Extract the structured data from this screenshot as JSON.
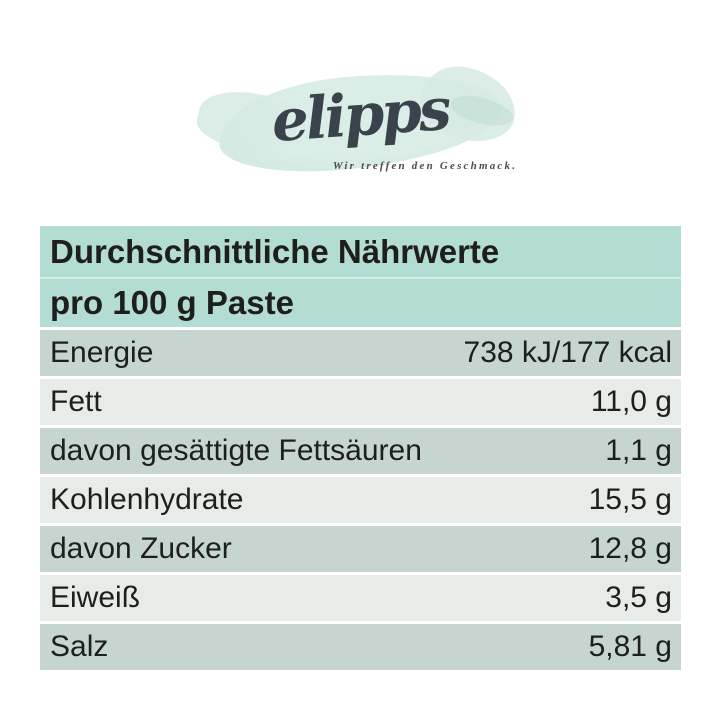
{
  "logo": {
    "wordmark": "elipps",
    "tagline": "Wir treffen den Geschmack.",
    "wordmark_color": "#3a434b",
    "splash_color": "#d7eae3"
  },
  "table": {
    "header": {
      "line1": "Durchschnittliche Nährwerte",
      "line2": "pro 100 g Paste",
      "bg": "#b3dcd2"
    },
    "row_colors": {
      "dark": "#c6d5cf",
      "light": "#e7ece9"
    },
    "rows": [
      {
        "label": "Energie",
        "value": "738 kJ/177 kcal",
        "shade": "dark"
      },
      {
        "label": "Fett",
        "value": "11,0 g",
        "shade": "light"
      },
      {
        "label": "davon gesättigte Fettsäuren",
        "value": "1,1 g",
        "shade": "dark"
      },
      {
        "label": "Kohlenhydrate",
        "value": "15,5 g",
        "shade": "light"
      },
      {
        "label": "davon Zucker",
        "value": "12,8 g",
        "shade": "dark"
      },
      {
        "label": "Eiweiß",
        "value": "3,5 g",
        "shade": "light"
      },
      {
        "label": "Salz",
        "value": "5,81 g",
        "shade": "dark"
      }
    ]
  }
}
------------
• **Stated exercise**:
Copy out every line in the listing where the word "value" appears.

• **Solution for this exercise**:
        "value": "738 kJ/177 kcal",
        "value": "11,0 g",
        "value": "1,1 g",
        "value": "15,5 g",
        "value": "12,8 g",
        "value": "3,5 g",
        "value": "5,81 g",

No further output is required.